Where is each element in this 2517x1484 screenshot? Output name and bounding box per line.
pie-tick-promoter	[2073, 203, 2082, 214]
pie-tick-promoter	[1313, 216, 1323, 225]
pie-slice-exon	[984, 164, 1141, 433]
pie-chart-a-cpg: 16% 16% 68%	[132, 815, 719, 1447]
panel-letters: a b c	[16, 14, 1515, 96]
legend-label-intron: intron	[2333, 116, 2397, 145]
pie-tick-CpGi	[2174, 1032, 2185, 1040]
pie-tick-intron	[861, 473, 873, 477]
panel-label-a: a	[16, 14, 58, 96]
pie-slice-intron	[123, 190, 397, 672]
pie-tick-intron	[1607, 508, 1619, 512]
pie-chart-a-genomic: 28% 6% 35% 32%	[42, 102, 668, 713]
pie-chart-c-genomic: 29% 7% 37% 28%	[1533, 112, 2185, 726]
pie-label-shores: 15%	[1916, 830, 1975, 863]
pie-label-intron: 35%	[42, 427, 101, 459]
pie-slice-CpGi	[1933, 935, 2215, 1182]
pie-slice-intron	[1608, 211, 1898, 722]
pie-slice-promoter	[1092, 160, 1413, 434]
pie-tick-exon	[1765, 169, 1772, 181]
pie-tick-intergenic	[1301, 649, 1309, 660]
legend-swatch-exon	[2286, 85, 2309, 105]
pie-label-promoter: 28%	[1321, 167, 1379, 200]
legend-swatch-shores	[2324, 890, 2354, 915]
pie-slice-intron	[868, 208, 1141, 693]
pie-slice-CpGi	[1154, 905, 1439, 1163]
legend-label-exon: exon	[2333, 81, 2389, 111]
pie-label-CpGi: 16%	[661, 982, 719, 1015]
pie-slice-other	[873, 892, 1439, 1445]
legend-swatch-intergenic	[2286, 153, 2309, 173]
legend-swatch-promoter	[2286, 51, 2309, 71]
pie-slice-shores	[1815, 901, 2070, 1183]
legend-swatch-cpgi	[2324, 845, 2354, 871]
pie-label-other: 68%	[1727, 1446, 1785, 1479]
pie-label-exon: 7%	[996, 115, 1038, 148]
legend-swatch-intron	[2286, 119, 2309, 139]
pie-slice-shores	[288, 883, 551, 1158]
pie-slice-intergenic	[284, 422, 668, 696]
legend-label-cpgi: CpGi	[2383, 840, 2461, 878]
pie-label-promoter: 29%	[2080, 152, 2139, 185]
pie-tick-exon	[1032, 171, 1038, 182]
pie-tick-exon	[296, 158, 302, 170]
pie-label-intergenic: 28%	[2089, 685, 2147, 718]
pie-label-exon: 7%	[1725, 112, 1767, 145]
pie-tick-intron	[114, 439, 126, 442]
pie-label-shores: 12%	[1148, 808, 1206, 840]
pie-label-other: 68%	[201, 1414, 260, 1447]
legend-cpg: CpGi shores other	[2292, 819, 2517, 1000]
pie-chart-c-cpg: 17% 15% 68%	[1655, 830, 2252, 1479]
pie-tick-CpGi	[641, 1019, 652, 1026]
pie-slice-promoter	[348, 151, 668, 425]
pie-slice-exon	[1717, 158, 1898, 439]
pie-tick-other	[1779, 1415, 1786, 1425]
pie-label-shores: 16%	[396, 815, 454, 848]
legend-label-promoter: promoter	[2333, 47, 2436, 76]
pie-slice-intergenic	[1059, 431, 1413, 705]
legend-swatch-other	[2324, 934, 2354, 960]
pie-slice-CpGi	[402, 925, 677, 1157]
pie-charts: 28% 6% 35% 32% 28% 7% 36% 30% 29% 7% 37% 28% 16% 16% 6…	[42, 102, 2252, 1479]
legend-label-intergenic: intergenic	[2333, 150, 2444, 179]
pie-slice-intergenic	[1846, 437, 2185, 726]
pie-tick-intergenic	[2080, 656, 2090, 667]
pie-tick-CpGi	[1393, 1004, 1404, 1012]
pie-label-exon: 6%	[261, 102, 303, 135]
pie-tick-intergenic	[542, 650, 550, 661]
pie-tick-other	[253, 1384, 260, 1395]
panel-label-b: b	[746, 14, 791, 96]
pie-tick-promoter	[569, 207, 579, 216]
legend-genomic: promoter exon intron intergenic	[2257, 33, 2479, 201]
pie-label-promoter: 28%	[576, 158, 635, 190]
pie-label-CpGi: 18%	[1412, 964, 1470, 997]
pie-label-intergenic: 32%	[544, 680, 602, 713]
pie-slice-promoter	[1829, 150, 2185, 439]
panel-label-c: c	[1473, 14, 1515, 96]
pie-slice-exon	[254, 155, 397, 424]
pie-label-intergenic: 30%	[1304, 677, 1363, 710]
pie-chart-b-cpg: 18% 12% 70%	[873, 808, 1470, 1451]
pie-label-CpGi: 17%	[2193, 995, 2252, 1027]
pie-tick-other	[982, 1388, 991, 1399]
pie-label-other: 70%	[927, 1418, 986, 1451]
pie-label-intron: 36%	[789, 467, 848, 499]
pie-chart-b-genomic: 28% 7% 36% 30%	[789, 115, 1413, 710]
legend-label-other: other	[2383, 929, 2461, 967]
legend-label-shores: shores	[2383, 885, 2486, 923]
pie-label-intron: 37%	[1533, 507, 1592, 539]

▶ [INSTRUCTIONS FOR THE TASK]: Go through the listing and work out how many lines include the string "intron". Give only the number.

▶ [EXERCISE OUTPUT]: 12